Ac-DEVD-AMC (caspase 3/7 fluorogenic substrate) protease assay
Synovial fibroblasts were seeded in six-well plates at 2 × 105 cells per well. After serum starvation, RA FLSs were treated with either celcoxib or tumor necrosis factor-related apoptosis-inducing ligand (TRAIL), and caspase 3 activation was measured using the Ac-DEVD-AMC protease assay according to the manufacturer's instructions (BD Biosciences).
FLSs were seeded in 96-well flat-bottom culture plates at 1 × 104 cells per well, cultured with decreasing concentrations of FCS (10%, 5%, and 1%) as described above, and incubated for 12 hours with either celecoxib or TRAIL. Cells were collected, washed with PBS, and processed for quantification of DNA fragments using an enzyme-linked immunosorbent assay according to the manufacturer's instructions (Cell Death Detection ELISAPLUS; Roche Diagnostic).
Celecoxib decreases cell activity and proliferation of rheumatoid arthritis fibroblast-like synoviocytes
We first analyzed the effect of celecoxib on metabolic activity of RA FLSs. For this, RA FLSs were treated for 24 hours with different concentrations of celecoxib and subsequently analyzed for cell activity using MTS assay. Cell activity of RA FLSs was clearly reduced by the addition of 40 μM celecoxib and completely abrogated in the presence of 60 μM (Figure 1a). RA FLS viability was only modestly affected by lower concentrations of celecoxib. Indomethacin, an inhibitor for both COX-1 and COX-2, and valdecoxib, another specific COX-2 inhibitor, had no effect on RA FLS activity, demonstrating that the observed effect is specific for celecoxib.
The decreased viability of celecoxib-treated RA FLSs was mirrored by their decreased proliferation capacity as measured by thymidine incorporation. Celecoxib inhibited RA FLS proliferation in a dose-dependent manner at all of the concentrations tested (20, 40, 50, and 60 μM), and only marginal thymidine incorporation was detectable in the presence of 60 μM celecoxib (Figure 1b).
Celecoxib-treated rheumatoid arthritis fibroblast-like synoviocytes bypass the state of early apoptosis
We next analyzed celecoxib-treated RA FLSs for their content of apoptotic and necrotic cells by Annexin V staining and TO-PRO-3 uptake. This technique allows investigators to distinguish early apoptotic cells (Annexin+/TO-PRO-3-) from late apoptotic/necrotic cells (Annexin+/TO-PRO-3+)  (Figure 2).
# # # # # # #
REQUIRED ACTIONS =
- A) According to the celecoxib passage, which two drugs had no effect on RA FLS activity?
- B) Quote the celecoxib passage from "Ac-DEVD-AMC (caspase 3/7" to "instructions (BD Biosciences).".
- C) Continue the celecoxib passage from the point where it stops.
# # # # # # #
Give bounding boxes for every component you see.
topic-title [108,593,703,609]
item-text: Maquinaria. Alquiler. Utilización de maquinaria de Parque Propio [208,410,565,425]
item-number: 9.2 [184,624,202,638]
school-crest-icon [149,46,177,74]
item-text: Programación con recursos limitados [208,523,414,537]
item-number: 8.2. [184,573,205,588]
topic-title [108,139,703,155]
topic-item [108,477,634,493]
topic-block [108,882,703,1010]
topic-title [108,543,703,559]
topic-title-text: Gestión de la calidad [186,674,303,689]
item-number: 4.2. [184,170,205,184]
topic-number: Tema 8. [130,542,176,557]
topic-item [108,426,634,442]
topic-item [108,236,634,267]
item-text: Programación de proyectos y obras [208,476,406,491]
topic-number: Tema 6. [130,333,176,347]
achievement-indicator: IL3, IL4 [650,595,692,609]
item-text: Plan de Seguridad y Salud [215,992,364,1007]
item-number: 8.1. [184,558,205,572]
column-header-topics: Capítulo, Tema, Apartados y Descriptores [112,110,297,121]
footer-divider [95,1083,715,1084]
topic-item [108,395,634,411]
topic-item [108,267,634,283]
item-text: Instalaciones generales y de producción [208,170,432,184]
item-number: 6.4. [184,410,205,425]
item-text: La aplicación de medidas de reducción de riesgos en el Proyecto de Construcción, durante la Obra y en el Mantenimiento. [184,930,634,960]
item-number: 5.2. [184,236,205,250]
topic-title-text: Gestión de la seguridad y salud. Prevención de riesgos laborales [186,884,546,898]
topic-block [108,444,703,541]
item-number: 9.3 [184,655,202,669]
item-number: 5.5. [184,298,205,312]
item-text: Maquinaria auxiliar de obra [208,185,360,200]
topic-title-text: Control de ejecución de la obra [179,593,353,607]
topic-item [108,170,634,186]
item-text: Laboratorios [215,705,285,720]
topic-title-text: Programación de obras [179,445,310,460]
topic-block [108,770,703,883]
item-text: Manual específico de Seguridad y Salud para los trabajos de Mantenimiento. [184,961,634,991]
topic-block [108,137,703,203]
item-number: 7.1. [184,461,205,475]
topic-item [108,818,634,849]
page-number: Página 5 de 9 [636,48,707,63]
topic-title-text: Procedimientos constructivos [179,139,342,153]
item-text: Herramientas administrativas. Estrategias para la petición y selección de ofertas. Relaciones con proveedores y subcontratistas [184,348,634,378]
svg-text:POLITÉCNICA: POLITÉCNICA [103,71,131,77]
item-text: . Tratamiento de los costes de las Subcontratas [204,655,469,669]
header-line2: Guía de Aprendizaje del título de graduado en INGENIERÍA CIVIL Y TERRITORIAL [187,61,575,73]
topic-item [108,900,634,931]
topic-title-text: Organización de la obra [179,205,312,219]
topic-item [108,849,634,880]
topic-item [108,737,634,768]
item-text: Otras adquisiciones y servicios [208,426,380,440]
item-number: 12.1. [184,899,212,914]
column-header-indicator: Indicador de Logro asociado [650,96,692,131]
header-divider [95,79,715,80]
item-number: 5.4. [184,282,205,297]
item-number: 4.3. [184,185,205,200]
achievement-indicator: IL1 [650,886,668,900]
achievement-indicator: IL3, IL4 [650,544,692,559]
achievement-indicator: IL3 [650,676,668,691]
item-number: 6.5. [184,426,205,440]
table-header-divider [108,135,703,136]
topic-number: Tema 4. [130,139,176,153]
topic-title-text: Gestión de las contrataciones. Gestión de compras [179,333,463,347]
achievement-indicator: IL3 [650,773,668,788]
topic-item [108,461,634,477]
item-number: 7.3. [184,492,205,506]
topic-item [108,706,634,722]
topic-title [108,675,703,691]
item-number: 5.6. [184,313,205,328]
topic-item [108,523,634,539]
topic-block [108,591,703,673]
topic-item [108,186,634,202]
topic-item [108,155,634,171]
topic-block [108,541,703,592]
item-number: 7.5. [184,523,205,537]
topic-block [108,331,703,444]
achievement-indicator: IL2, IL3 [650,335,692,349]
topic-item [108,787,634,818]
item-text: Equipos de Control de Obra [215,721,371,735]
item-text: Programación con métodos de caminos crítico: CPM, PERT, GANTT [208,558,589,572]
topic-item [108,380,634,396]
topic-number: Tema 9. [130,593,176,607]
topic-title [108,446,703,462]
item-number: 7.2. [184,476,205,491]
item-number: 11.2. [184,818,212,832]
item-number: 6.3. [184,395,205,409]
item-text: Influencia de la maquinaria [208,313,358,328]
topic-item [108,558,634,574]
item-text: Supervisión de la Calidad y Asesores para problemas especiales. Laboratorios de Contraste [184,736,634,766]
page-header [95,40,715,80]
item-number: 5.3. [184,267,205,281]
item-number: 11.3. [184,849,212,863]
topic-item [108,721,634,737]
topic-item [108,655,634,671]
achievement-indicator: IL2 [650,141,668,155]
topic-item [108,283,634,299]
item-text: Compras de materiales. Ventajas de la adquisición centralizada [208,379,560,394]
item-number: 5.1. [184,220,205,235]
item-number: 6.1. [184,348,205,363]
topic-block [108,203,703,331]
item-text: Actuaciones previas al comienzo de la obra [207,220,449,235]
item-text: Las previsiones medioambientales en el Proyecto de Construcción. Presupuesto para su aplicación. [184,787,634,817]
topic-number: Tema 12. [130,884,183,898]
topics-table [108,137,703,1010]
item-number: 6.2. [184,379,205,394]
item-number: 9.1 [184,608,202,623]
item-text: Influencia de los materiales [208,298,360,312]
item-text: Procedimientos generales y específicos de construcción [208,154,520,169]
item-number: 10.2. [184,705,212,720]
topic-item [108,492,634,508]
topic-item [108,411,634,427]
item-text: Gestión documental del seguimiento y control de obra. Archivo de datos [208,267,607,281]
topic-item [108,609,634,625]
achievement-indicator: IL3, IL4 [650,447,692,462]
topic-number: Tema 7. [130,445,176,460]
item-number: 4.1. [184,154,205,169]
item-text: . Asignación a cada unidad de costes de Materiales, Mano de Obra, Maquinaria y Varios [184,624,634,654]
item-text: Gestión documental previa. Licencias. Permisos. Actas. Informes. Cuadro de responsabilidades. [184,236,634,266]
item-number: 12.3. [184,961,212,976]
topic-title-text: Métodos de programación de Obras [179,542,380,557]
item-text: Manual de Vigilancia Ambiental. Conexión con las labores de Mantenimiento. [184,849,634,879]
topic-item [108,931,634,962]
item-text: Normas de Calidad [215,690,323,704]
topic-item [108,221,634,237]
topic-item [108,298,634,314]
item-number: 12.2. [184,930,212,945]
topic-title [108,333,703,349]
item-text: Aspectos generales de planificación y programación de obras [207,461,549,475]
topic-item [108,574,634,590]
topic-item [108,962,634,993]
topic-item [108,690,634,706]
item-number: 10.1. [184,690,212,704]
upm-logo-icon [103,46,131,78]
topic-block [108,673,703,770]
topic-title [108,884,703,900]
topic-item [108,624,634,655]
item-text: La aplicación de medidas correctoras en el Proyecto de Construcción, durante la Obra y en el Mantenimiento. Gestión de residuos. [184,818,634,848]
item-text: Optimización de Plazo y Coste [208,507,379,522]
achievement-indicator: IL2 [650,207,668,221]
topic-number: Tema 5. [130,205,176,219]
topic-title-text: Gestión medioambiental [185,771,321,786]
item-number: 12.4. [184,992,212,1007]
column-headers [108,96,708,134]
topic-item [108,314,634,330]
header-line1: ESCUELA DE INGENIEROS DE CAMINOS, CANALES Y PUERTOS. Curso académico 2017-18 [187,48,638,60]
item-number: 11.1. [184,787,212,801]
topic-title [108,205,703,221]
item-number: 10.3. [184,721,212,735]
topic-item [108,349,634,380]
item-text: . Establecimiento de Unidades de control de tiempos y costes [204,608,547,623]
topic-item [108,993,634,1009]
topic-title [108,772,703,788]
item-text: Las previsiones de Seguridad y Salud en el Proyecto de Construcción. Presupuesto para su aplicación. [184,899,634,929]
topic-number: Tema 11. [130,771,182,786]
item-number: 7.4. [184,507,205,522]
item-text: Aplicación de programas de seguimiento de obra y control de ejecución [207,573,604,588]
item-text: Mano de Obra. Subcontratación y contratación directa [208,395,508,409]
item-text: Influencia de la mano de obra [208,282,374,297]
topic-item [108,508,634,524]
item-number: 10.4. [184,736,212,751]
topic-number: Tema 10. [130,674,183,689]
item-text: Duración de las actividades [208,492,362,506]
# # # # # # #
RESULTS OF THE EXERCISE =
- A) Indomethacin and valdecoxib.

- B)
Ac-DEVD-AMC (caspase 3/7 fluorogenic substrate) protease assay
Synovial fibroblasts were seeded in six-well plates at 2 × 105 cells per well. After serum starvation, RA FLSs were treated with either celcoxib or tumor necrosis factor-related apoptosis-inducing ligand (TRAIL), and caspase 3 activation was measured using the Ac-DEVD-AMC protease assay according to the manufacturer's instructions (BD Biosciences).

- C)
RA FLSs were treated with different concentrations (10 to 100 μM) of celecoxib, and cell death was observed only at celecoxib concentrations of at least 60 μM (Figure 2). Valdecoxib, used at the same concentration, induced no cell death (data not shown). Twenty-four hours of treatment of RA FLSs with 60 μM celecoxib induced death in nearly all cells, which displayed the characteristics of late apoptotic/necrosis (that is, were Annexin+ and TO-PRO-3+). A similar pattern was observed after 4 hours of treatment with celecoxib, when no early apoptotic cells (Annexin V+ and TO-PRO-3-) were detectable (Figure 2). Moreover, when RA FLSs were treated for shorter time points (30 minutes and 1 and 2 hours) with 60 μM celecoxib, no early apoptotic cells were detectable, whereas cells were already detectable in the Annexin+ and TO-PRO-3+ gate (Figure 3a). Two hours of treatment of RA FLSs with 60 μM celecoxib was sufficient to induce cell death in more than 90% of the cells, whereas only 11% dead cells were detectable upon treatment with 40 μM celecoxib. Intermediate concentrations between 40 and 60 μM demonstrated that celecoxib induces cell death in a dose-dependent manner and this cell death is also characterized by an immediate shift into the necrosis/late apoptosis gate (Figure 3a). Although the percentage of dead cells detectable on celecoxib-treated cells varied between the FLSs of different patients, it never reached those differences detected by measuring cell viability (Figure 1). This is most likely due to the fact that the MTS assay used for measuring viability quantifies the metabolic activity of cells and that metabolically inactive cells are not necessarily dead cells.
To validate our approach for the detection of apoptotic cells, we treated RA FLSs with staurosporine and TRAIL (also called APO-2L). Staurosporin is a non-selective protein kinase inhibitor that is known to induce apoptosis in several cell types , whereas TRAIL is a member of the tumor necrosis factor family which induces apoptosis in a wide variety of tumor cells as well as RA FLSs . Indeed, early apoptotic cells were observed in cells that were treated for 4 hours with either staurosporine or TRAIL (Figure 3b). TRAIL-treated RA FLSs displayed morphological changes characteristic for apoptosis, including cell shrinkage and membrane blebbing, that were not detectable on celecoxib-treated RA FLSs. Celecoxib initially induced a compression of the cells which was followed by cellular swelling associated with the formation of dendritic-like structures (Figure 4).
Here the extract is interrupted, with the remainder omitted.